**TASK TO CARRY OUT:**
Pull every "type" line out of the data below.

Stored data entries:
● ● ● ●

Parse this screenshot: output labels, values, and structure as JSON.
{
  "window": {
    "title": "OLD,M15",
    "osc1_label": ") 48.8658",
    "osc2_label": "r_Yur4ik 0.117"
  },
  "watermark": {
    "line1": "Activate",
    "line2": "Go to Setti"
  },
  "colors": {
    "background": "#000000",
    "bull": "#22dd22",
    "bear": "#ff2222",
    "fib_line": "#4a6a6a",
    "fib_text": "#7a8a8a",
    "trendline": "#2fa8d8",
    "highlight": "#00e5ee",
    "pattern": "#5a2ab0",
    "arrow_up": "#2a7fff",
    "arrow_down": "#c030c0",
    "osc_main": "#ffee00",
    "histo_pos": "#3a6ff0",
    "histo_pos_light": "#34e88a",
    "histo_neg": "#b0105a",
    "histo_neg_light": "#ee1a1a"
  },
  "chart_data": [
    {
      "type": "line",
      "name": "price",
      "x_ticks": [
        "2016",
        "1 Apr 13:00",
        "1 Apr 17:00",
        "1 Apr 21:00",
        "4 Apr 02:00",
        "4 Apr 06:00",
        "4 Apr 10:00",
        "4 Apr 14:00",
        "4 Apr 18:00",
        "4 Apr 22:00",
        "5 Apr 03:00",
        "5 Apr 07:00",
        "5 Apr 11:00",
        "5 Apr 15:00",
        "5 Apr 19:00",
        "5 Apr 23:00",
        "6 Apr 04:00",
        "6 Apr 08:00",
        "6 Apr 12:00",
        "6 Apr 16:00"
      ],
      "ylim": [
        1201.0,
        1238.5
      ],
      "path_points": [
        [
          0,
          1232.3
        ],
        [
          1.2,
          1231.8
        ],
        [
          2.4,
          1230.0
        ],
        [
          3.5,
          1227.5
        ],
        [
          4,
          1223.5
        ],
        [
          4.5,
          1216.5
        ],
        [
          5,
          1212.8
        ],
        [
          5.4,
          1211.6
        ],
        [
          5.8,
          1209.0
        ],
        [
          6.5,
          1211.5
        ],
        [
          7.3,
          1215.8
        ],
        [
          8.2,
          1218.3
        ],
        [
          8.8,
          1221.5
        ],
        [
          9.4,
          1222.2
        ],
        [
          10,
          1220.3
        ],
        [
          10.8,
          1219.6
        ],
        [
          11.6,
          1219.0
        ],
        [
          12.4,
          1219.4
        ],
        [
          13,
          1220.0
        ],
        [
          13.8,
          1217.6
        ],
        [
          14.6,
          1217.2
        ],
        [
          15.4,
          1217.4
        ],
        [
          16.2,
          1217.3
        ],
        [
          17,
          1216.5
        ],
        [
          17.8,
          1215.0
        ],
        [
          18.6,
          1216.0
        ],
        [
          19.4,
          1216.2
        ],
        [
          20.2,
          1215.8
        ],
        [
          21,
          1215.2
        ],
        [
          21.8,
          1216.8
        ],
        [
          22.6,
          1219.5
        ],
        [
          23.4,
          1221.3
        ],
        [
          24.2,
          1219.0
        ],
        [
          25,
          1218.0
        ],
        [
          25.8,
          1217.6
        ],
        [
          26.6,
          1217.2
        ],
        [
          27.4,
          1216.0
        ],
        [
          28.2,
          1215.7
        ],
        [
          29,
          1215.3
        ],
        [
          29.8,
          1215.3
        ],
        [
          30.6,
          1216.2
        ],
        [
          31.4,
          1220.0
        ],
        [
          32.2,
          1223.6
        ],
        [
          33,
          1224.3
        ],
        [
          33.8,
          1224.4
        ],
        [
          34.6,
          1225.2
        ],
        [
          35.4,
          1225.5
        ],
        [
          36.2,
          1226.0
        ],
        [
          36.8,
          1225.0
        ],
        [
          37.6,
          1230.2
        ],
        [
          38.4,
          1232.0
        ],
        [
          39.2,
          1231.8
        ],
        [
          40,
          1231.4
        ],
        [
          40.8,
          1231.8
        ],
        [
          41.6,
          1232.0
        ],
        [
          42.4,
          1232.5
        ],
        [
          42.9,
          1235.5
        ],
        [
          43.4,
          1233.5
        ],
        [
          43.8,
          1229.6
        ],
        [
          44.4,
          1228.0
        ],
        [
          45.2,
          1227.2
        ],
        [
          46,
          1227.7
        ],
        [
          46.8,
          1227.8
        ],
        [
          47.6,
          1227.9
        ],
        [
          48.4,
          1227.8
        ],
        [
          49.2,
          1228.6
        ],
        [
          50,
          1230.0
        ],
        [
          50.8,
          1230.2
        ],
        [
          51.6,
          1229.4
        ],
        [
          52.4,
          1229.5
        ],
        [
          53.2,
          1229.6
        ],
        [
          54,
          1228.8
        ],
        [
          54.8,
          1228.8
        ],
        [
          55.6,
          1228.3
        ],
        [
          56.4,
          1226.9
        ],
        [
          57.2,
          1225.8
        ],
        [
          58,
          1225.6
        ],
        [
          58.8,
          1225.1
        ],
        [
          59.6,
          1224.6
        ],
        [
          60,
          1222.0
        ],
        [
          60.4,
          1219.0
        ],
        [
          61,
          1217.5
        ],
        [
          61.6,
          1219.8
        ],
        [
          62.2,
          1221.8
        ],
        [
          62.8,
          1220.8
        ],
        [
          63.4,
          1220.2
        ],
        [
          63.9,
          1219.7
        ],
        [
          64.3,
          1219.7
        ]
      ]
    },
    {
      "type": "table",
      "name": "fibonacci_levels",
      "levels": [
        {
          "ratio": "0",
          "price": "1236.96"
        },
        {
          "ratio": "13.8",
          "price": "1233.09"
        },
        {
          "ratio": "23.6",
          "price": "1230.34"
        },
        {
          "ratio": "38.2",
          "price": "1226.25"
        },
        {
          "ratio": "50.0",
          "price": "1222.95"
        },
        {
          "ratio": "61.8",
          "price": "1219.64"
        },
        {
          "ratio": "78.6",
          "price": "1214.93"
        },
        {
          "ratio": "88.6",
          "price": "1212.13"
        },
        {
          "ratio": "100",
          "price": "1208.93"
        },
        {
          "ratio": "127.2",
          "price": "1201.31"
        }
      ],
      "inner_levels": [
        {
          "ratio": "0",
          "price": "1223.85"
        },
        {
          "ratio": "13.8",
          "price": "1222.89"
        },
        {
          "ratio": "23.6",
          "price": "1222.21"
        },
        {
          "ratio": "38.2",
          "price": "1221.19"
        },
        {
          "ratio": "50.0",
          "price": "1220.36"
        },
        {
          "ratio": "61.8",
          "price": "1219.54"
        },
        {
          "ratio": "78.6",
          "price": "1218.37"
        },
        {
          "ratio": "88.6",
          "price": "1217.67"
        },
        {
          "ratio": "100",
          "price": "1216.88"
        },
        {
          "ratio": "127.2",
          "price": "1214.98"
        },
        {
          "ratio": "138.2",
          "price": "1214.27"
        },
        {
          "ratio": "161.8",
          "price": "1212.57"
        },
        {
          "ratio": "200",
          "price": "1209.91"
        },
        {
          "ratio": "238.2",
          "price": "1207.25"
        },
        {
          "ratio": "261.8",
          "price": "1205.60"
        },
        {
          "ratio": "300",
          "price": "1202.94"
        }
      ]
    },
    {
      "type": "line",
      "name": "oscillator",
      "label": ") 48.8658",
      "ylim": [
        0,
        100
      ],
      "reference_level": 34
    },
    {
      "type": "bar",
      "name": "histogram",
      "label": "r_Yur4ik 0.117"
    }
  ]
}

● ● ● ●

**FINISHED EXERCISE:**
      "type": "line",
      "type": "table",
      "type": "line",
      "type": "bar",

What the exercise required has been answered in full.